■ SET PROBLEM
Keep the wording of each record exactly the same when you repeat it, and leave out pictures.

◇ ◇ ◇ ◇

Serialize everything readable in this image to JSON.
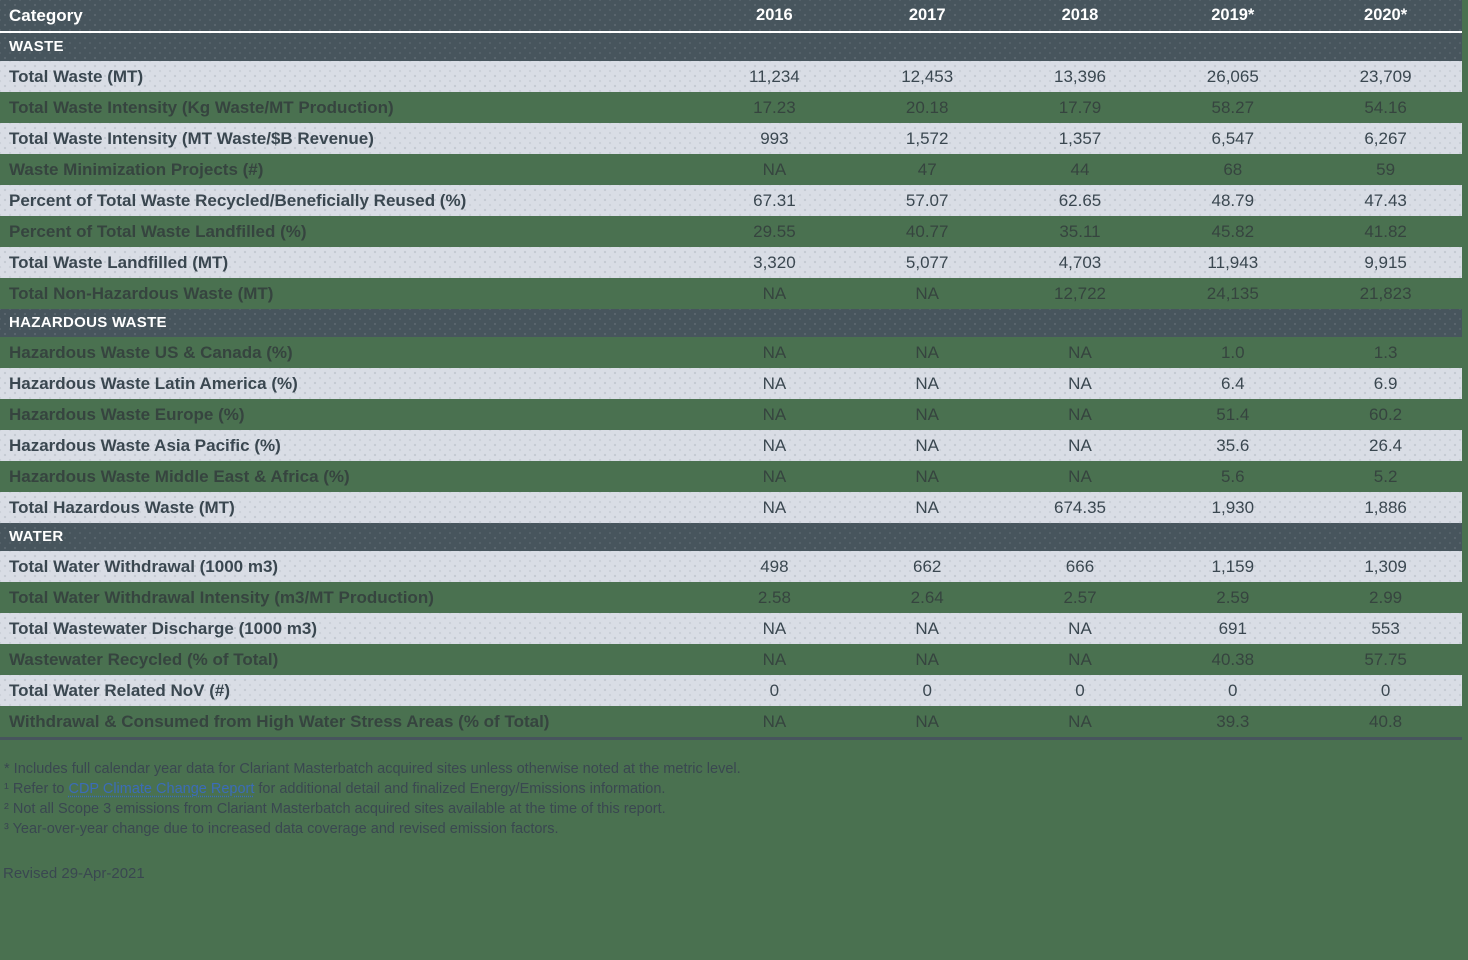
{
  "table": {
    "header": {
      "category_label": "Category",
      "years": [
        "2016",
        "2017",
        "2018",
        "2019*",
        "2020*"
      ]
    },
    "sections": [
      {
        "title": "WASTE",
        "rows": [
          {
            "label": "Total Waste (MT)",
            "values": [
              "11,234",
              "12,453",
              "13,396",
              "26,065",
              "23,709"
            ]
          },
          {
            "label": "Total Waste Intensity (Kg Waste/MT Production)",
            "values": [
              "17.23",
              "20.18",
              "17.79",
              "58.27",
              "54.16"
            ]
          },
          {
            "label": "Total Waste Intensity (MT Waste/$B Revenue)",
            "values": [
              "993",
              "1,572",
              "1,357",
              "6,547",
              "6,267"
            ]
          },
          {
            "label": "Waste Minimization Projects (#)",
            "values": [
              "NA",
              "47",
              "44",
              "68",
              "59"
            ]
          },
          {
            "label": "Percent of Total Waste Recycled/Beneficially Reused (%)",
            "values": [
              "67.31",
              "57.07",
              "62.65",
              "48.79",
              "47.43"
            ]
          },
          {
            "label": "Percent of Total Waste Landfilled (%)",
            "values": [
              "29.55",
              "40.77",
              "35.11",
              "45.82",
              "41.82"
            ]
          },
          {
            "label": "Total Waste Landfilled (MT)",
            "values": [
              "3,320",
              "5,077",
              "4,703",
              "11,943",
              "9,915"
            ]
          },
          {
            "label": "Total Non-Hazardous Waste (MT)",
            "values": [
              "NA",
              "NA",
              "12,722",
              "24,135",
              "21,823"
            ]
          }
        ]
      },
      {
        "title": "HAZARDOUS WASTE",
        "rows": [
          {
            "label": "Hazardous Waste US & Canada (%)",
            "values": [
              "NA",
              "NA",
              "NA",
              "1.0",
              "1.3"
            ]
          },
          {
            "label": "Hazardous Waste Latin America (%)",
            "values": [
              "NA",
              "NA",
              "NA",
              "6.4",
              "6.9"
            ]
          },
          {
            "label": "Hazardous Waste Europe (%)",
            "values": [
              "NA",
              "NA",
              "NA",
              "51.4",
              "60.2"
            ]
          },
          {
            "label": "Hazardous Waste Asia Pacific (%)",
            "values": [
              "NA",
              "NA",
              "NA",
              "35.6",
              "26.4"
            ]
          },
          {
            "label": "Hazardous Waste Middle East & Africa (%)",
            "values": [
              "NA",
              "NA",
              "NA",
              "5.6",
              "5.2"
            ]
          },
          {
            "label": "Total Hazardous Waste (MT)",
            "values": [
              "NA",
              "NA",
              "674.35",
              "1,930",
              "1,886"
            ]
          }
        ]
      },
      {
        "title": "WATER",
        "rows": [
          {
            "label": "Total Water Withdrawal (1000 m3)",
            "values": [
              "498",
              "662",
              "666",
              "1,159",
              "1,309"
            ]
          },
          {
            "label": "Total Water Withdrawal Intensity (m3/MT Production)",
            "values": [
              "2.58",
              "2.64",
              "2.57",
              "2.59",
              "2.99"
            ]
          },
          {
            "label": "Total Wastewater Discharge (1000 m3)",
            "values": [
              "NA",
              "NA",
              "NA",
              "691",
              "553"
            ]
          },
          {
            "label": "Wastewater Recycled (% of Total)",
            "values": [
              "NA",
              "NA",
              "NA",
              "40.38",
              "57.75"
            ]
          },
          {
            "label": "Total Water Related NoV (#)",
            "values": [
              "0",
              "0",
              "0",
              "0",
              "0"
            ]
          },
          {
            "label": "Withdrawal & Consumed from High Water Stress Areas (% of Total)",
            "values": [
              "NA",
              "NA",
              "NA",
              "39.3",
              "40.8"
            ]
          }
        ]
      }
    ]
  },
  "footnotes": {
    "line1": "* Includes full calendar year data for Clariant Masterbatch acquired sites unless otherwise noted at the metric level.",
    "line2_prefix": "¹ Refer to ",
    "line2_link": "CDP Climate Change Report",
    "line2_suffix": " for additional detail and finalized Energy/Emissions information.",
    "line3": "² Not all Scope 3 emissions from Clariant Masterbatch acquired sites available at the time of this report.",
    "line4": "³ Year-over-year change due to increased data coverage and revised emission factors."
  },
  "revised": "Revised 29-Apr-2021",
  "colors": {
    "background": "#4a7150",
    "header_bar": "#47555d",
    "light_row": "#d9dde5",
    "text_dark": "#3a4750",
    "link": "#3b6cb8"
  }
}
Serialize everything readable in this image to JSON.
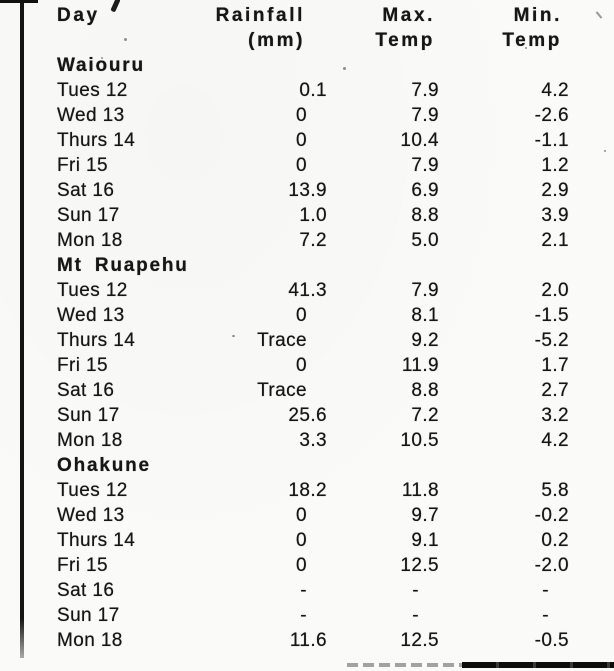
{
  "colors": {
    "ink": "#161616",
    "paper": "#fafaf8"
  },
  "table": {
    "columns": [
      {
        "line1": "Day",
        "line2": ""
      },
      {
        "line1": "Rainfall",
        "line2": "(mm)"
      },
      {
        "line1": "Max.",
        "line2": "Temp"
      },
      {
        "line1": "Min.",
        "line2": "Temp"
      }
    ],
    "sections": [
      {
        "name": "Waiouru",
        "rows": [
          {
            "day": "Tues 12",
            "rainfall": "0.1",
            "max_temp": "7.9",
            "min_temp": "4.2"
          },
          {
            "day": "Wed 13",
            "rainfall": "0",
            "max_temp": "7.9",
            "min_temp": "-2.6"
          },
          {
            "day": "Thurs 14",
            "rainfall": "0",
            "max_temp": "10.4",
            "min_temp": "-1.1"
          },
          {
            "day": "Fri 15",
            "rainfall": "0",
            "max_temp": "7.9",
            "min_temp": "1.2"
          },
          {
            "day": "Sat 16",
            "rainfall": "13.9",
            "max_temp": "6.9",
            "min_temp": "2.9"
          },
          {
            "day": "Sun 17",
            "rainfall": "1.0",
            "max_temp": "8.8",
            "min_temp": "3.9"
          },
          {
            "day": "Mon 18",
            "rainfall": "7.2",
            "max_temp": "5.0",
            "min_temp": "2.1"
          }
        ]
      },
      {
        "name": "Mt Ruapehu",
        "rows": [
          {
            "day": "Tues 12",
            "rainfall": "41.3",
            "max_temp": "7.9",
            "min_temp": "2.0"
          },
          {
            "day": "Wed 13",
            "rainfall": "0",
            "max_temp": "8.1",
            "min_temp": "-1.5"
          },
          {
            "day": "Thurs 14",
            "rainfall": "Trace",
            "max_temp": "9.2",
            "min_temp": "-5.2"
          },
          {
            "day": "Fri 15",
            "rainfall": "0",
            "max_temp": "11.9",
            "min_temp": "1.7"
          },
          {
            "day": "Sat 16",
            "rainfall": "Trace",
            "max_temp": "8.8",
            "min_temp": "2.7"
          },
          {
            "day": "Sun 17",
            "rainfall": "25.6",
            "max_temp": "7.2",
            "min_temp": "3.2"
          },
          {
            "day": "Mon 18",
            "rainfall": "3.3",
            "max_temp": "10.5",
            "min_temp": "4.2"
          }
        ]
      },
      {
        "name": "Ohakune",
        "rows": [
          {
            "day": "Tues 12",
            "rainfall": "18.2",
            "max_temp": "11.8",
            "min_temp": "5.8"
          },
          {
            "day": "Wed 13",
            "rainfall": "0",
            "max_temp": "9.7",
            "min_temp": "-0.2"
          },
          {
            "day": "Thurs 14",
            "rainfall": "0",
            "max_temp": "9.1",
            "min_temp": "0.2"
          },
          {
            "day": "Fri 15",
            "rainfall": "0",
            "max_temp": "12.5",
            "min_temp": "-2.0"
          },
          {
            "day": "Sat 16",
            "rainfall": "-",
            "max_temp": "-",
            "min_temp": "-"
          },
          {
            "day": "Sun 17",
            "rainfall": "-",
            "max_temp": "-",
            "min_temp": "-"
          },
          {
            "day": "Mon 18",
            "rainfall": "11.6",
            "max_temp": "12.5",
            "min_temp": "-0.5"
          }
        ]
      }
    ]
  }
}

◇ ◇ ◇ ◇

■ PROBLEM SOLUTION
Serialize everything readable in this image to JSON.
{
  "table": {
    "header": {
      "category_label": "Category",
      "years": [
        "2016",
        "2017",
        "2018",
        "2019*",
        "2020*"
      ]
    },
    "sections": [
      {
        "title": "WASTE",
        "rows": [
          {
            "label": "Total Waste (MT)",
            "values": [
              "11,234",
              "12,453",
              "13,396",
              "26,065",
              "23,709"
            ]
          },
          {
            "label": "Total Waste Intensity (Kg Waste/MT Production)",
            "values": [
              "17.23",
              "20.18",
              "17.79",
              "58.27",
              "54.16"
            ]
          },
          {
            "label": "Total Waste Intensity (MT Waste/$B Revenue)",
            "values": [
              "993",
              "1,572",
              "1,357",
              "6,547",
              "6,267"
            ]
          },
          {
            "label": "Waste Minimization Projects (#)",
            "values": [
              "NA",
              "47",
              "44",
              "68",
              "59"
            ]
          },
          {
            "label": "Percent of Total Waste Recycled/Beneficially Reused (%)",
            "values": [
              "67.31",
              "57.07",
              "62.65",
              "48.79",
              "47.43"
            ]
          },
          {
            "label": "Percent of Total Waste Landfilled (%)",
            "values": [
              "29.55",
              "40.77",
              "35.11",
              "45.82",
              "41.82"
            ]
          },
          {
            "label": "Total Waste Landfilled (MT)",
            "values": [
              "3,320",
              "5,077",
              "4,703",
              "11,943",
              "9,915"
            ]
          },
          {
            "label": "Total Non-Hazardous Waste (MT)",
            "values": [
              "NA",
              "NA",
              "12,722",
              "24,135",
              "21,823"
            ]
          }
        ]
      },
      {
        "title": "HAZARDOUS WASTE",
        "rows": [
          {
            "label": "Hazardous Waste US & Canada (%)",
            "values": [
              "NA",
              "NA",
              "NA",
              "1.0",
              "1.3"
            ]
          },
          {
            "label": "Hazardous Waste Latin America (%)",
            "values": [
              "NA",
              "NA",
              "NA",
              "6.4",
              "6.9"
            ]
          },
          {
            "label": "Hazardous Waste Europe (%)",
            "values": [
              "NA",
              "NA",
              "NA",
              "51.4",
              "60.2"
            ]
          },
          {
            "label": "Hazardous Waste Asia Pacific (%)",
            "values": [
              "NA",
              "NA",
              "NA",
              "35.6",
              "26.4"
            ]
          },
          {
            "label": "Hazardous Waste Middle East & Africa (%)",
            "values": [
              "NA",
              "NA",
              "NA",
              "5.6",
              "5.2"
            ]
          },
          {
            "label": "Total Hazardous Waste (MT)",
            "values": [
              "NA",
              "NA",
              "674.35",
              "1,930",
              "1,886"
            ]
          }
        ]
      },
      {
        "title": "WATER",
        "rows": [
          {
            "label": "Total Water Withdrawal (1000 m3)",
            "values": [
              "498",
              "662",
              "666",
              "1,159",
              "1,309"
            ]
          },
          {
            "label": "Total Water Withdrawal Intensity (m3/MT Production)",
            "values": [
              "2.58",
              "2.64",
              "2.57",
              "2.59",
              "2.99"
            ]
          },
          {
            "label": "Total Wastewater Discharge (1000 m3)",
            "values": [
              "NA",
              "NA",
              "NA",
              "691",
              "553"
            ]
          },
          {
            "label": "Wastewater Recycled (% of Total)",
            "values": [
              "NA",
              "NA",
              "NA",
              "40.38",
              "57.75"
            ]
          },
          {
            "label": "Total Water Related NoV (#)",
            "values": [
              "0",
              "0",
              "0",
              "0",
              "0"
            ]
          },
          {
            "label": "Withdrawal & Consumed from High Water Stress Areas (% of Total)",
            "values": [
              "NA",
              "NA",
              "NA",
              "39.3",
              "40.8"
            ]
          }
        ]
      }
    ]
  },
  "footnotes": {
    "line1": "* Includes full calendar year data for Clariant Masterbatch acquired sites unless otherwise noted at the metric level.",
    "line2_prefix": "¹ Refer to ",
    "line2_link": "CDP Climate Change Report",
    "line2_suffix": " for additional detail and finalized Energy/Emissions information.",
    "line3": "² Not all Scope 3 emissions from Clariant Masterbatch acquired sites available at the time of this report.",
    "line4": "³ Year-over-year change due to increased data coverage and revised emission factors."
  },
  "revised": "Revised 29-Apr-2021",
  "colors": {
    "background": "#4a7150",
    "header_bar": "#47555d",
    "light_row": "#d9dde5",
    "text_dark": "#3a4750",
    "link": "#3b6cb8"
  }
}
Serialize everything readable in this image to JSON.
{
  "colors": {
    "ink": "#161616",
    "paper": "#fafaf8"
  },
  "table": {
    "columns": [
      {
        "line1": "Day",
        "line2": ""
      },
      {
        "line1": "Rainfall",
        "line2": "(mm)"
      },
      {
        "line1": "Max.",
        "line2": "Temp"
      },
      {
        "line1": "Min.",
        "line2": "Temp"
      }
    ],
    "sections": [
      {
        "name": "Waiouru",
        "rows": [
          {
            "day": "Tues 12",
            "rainfall": "0.1",
            "max_temp": "7.9",
            "min_temp": "4.2"
          },
          {
            "day": "Wed 13",
            "rainfall": "0",
            "max_temp": "7.9",
            "min_temp": "-2.6"
          },
          {
            "day": "Thurs 14",
            "rainfall": "0",
            "max_temp": "10.4",
            "min_temp": "-1.1"
          },
          {
            "day": "Fri 15",
            "rainfall": "0",
            "max_temp": "7.9",
            "min_temp": "1.2"
          },
          {
            "day": "Sat 16",
            "rainfall": "13.9",
            "max_temp": "6.9",
            "min_temp": "2.9"
          },
          {
            "day": "Sun 17",
            "rainfall": "1.0",
            "max_temp": "8.8",
            "min_temp": "3.9"
          },
          {
            "day": "Mon 18",
            "rainfall": "7.2",
            "max_temp": "5.0",
            "min_temp": "2.1"
          }
        ]
      },
      {
        "name": "Mt Ruapehu",
        "rows": [
          {
            "day": "Tues 12",
            "rainfall": "41.3",
            "max_temp": "7.9",
            "min_temp": "2.0"
          },
          {
            "day": "Wed 13",
            "rainfall": "0",
            "max_temp": "8.1",
            "min_temp": "-1.5"
          },
          {
            "day": "Thurs 14",
            "rainfall": "Trace",
            "max_temp": "9.2",
            "min_temp": "-5.2"
          },
          {
            "day": "Fri 15",
            "rainfall": "0",
            "max_temp": "11.9",
            "min_temp": "1.7"
          },
          {
            "day": "Sat 16",
            "rainfall": "Trace",
            "max_temp": "8.8",
            "min_temp": "2.7"
          },
          {
            "day": "Sun 17",
            "rainfall": "25.6",
            "max_temp": "7.2",
            "min_temp": "3.2"
          },
          {
            "day": "Mon 18",
            "rainfall": "3.3",
            "max_temp": "10.5",
            "min_temp": "4.2"
          }
        ]
      },
      {
        "name": "Ohakune",
        "rows": [
          {
            "day": "Tues 12",
            "rainfall": "18.2",
            "max_temp": "11.8",
            "min_temp": "5.8"
          },
          {
            "day": "Wed 13",
            "rainfall": "0",
            "max_temp": "9.7",
            "min_temp": "-0.2"
          },
          {
            "day": "Thurs 14",
            "rainfall": "0",
            "max_temp": "9.1",
            "min_temp": "0.2"
          },
          {
            "day": "Fri 15",
            "rainfall": "0",
            "max_temp": "12.5",
            "min_temp": "-2.0"
          },
          {
            "day": "Sat 16",
            "rainfall": "-",
            "max_temp": "-",
            "min_temp": "-"
          },
          {
            "day": "Sun 17",
            "rainfall": "-",
            "max_temp": "-",
            "min_temp": "-"
          },
          {
            "day": "Mon 18",
            "rainfall": "11.6",
            "max_temp": "12.5",
            "min_temp": "-0.5"
          }
        ]
      }
    ]
  }
}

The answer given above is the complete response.